*Objective:*
Count up the lines in the following listing that hold the word "وجهة", then give only that count.

*Given data:*
↓↓↓
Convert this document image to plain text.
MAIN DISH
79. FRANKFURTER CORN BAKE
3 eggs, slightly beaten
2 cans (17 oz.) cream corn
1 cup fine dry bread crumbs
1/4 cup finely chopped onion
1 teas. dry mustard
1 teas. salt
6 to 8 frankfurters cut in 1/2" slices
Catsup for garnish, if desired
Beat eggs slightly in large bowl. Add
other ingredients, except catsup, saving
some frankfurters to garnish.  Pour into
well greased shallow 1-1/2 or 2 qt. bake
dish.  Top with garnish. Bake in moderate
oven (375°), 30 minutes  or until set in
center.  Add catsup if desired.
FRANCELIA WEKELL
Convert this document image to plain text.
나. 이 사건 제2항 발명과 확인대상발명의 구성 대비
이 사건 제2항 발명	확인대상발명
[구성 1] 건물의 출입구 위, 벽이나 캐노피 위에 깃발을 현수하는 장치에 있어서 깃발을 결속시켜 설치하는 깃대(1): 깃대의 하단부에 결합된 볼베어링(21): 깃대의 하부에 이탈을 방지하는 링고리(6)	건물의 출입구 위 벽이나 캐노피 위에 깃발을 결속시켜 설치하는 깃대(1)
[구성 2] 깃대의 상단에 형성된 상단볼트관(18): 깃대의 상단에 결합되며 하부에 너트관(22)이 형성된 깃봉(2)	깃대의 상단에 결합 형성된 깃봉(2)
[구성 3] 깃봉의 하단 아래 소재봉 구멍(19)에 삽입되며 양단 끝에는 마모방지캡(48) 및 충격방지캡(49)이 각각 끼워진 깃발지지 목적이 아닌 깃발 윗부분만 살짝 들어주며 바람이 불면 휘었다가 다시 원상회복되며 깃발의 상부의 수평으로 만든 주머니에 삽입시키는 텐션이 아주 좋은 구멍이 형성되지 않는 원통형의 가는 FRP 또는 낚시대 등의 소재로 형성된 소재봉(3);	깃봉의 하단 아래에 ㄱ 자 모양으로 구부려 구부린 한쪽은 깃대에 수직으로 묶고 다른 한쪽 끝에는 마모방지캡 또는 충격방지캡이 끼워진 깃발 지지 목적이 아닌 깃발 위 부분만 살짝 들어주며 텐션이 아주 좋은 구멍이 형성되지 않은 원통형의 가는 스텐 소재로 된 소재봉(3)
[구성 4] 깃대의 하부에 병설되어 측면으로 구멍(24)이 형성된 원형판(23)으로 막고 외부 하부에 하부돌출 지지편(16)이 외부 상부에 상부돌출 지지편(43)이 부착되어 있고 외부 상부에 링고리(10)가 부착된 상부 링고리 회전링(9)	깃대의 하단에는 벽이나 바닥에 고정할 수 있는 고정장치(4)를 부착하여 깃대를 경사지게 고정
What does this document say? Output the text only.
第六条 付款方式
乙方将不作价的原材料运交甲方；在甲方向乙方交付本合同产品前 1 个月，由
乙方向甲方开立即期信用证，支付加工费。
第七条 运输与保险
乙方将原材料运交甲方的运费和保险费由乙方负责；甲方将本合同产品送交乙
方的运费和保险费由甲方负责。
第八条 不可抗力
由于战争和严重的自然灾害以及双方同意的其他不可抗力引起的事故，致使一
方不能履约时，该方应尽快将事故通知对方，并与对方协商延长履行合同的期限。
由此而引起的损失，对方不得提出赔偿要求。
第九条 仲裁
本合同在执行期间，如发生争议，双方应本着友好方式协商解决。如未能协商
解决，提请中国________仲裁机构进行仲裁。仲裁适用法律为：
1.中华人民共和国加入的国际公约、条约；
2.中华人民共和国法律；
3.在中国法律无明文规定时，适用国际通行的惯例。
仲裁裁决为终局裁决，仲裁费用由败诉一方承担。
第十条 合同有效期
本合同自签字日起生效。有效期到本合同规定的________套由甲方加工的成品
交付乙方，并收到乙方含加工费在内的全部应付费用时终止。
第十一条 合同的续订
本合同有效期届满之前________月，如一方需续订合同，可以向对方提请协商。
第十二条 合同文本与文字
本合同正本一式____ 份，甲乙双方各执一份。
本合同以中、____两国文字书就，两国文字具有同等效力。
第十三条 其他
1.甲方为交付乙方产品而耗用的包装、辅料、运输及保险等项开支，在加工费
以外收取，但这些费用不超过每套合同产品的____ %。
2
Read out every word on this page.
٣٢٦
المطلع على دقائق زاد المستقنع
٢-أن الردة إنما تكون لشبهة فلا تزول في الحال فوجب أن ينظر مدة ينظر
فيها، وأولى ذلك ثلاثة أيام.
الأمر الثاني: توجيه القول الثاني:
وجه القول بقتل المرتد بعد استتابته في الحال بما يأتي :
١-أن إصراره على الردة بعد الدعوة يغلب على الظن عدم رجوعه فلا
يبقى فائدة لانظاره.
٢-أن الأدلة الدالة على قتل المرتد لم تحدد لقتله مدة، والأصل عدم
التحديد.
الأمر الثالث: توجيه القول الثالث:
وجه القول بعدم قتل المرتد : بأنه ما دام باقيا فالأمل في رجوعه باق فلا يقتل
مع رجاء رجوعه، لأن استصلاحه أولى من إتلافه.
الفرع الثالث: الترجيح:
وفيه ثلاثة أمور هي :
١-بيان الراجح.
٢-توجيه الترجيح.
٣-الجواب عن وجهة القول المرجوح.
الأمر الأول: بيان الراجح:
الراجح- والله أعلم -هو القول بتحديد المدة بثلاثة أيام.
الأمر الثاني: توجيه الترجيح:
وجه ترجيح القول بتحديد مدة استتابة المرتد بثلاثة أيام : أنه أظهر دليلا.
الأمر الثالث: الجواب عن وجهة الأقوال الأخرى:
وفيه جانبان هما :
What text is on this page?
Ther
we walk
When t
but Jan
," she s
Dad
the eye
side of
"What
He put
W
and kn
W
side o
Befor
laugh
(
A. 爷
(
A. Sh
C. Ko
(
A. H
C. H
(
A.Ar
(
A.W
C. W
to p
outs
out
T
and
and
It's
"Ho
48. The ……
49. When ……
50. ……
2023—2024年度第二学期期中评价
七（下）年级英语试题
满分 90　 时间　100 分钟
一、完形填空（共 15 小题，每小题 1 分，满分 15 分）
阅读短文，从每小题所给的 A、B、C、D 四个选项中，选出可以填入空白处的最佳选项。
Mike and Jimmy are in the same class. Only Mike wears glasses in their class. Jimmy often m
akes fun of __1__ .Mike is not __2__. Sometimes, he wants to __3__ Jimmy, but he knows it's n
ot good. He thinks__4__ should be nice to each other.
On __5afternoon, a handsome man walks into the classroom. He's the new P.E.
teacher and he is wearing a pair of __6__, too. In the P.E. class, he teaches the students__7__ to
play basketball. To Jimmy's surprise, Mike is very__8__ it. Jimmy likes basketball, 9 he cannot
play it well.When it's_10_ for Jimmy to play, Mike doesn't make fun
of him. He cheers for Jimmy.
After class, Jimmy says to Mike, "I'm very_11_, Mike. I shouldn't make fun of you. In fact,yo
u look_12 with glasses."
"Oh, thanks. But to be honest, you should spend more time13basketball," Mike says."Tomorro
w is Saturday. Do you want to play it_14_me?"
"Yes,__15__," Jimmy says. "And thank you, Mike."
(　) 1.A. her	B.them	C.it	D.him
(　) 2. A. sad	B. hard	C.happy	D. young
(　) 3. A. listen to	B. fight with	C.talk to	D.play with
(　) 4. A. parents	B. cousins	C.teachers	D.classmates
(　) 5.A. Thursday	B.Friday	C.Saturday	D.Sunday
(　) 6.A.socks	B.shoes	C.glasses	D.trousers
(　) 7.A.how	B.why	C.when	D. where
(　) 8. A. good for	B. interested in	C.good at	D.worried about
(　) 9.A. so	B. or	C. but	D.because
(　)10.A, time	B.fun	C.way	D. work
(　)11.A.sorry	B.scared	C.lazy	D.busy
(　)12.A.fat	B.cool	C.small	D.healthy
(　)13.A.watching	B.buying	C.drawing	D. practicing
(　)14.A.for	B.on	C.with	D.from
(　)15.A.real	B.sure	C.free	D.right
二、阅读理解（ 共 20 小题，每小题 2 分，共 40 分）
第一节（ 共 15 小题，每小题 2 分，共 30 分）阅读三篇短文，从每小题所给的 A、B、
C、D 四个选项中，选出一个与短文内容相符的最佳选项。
↑↑↑
*Task solution:*
2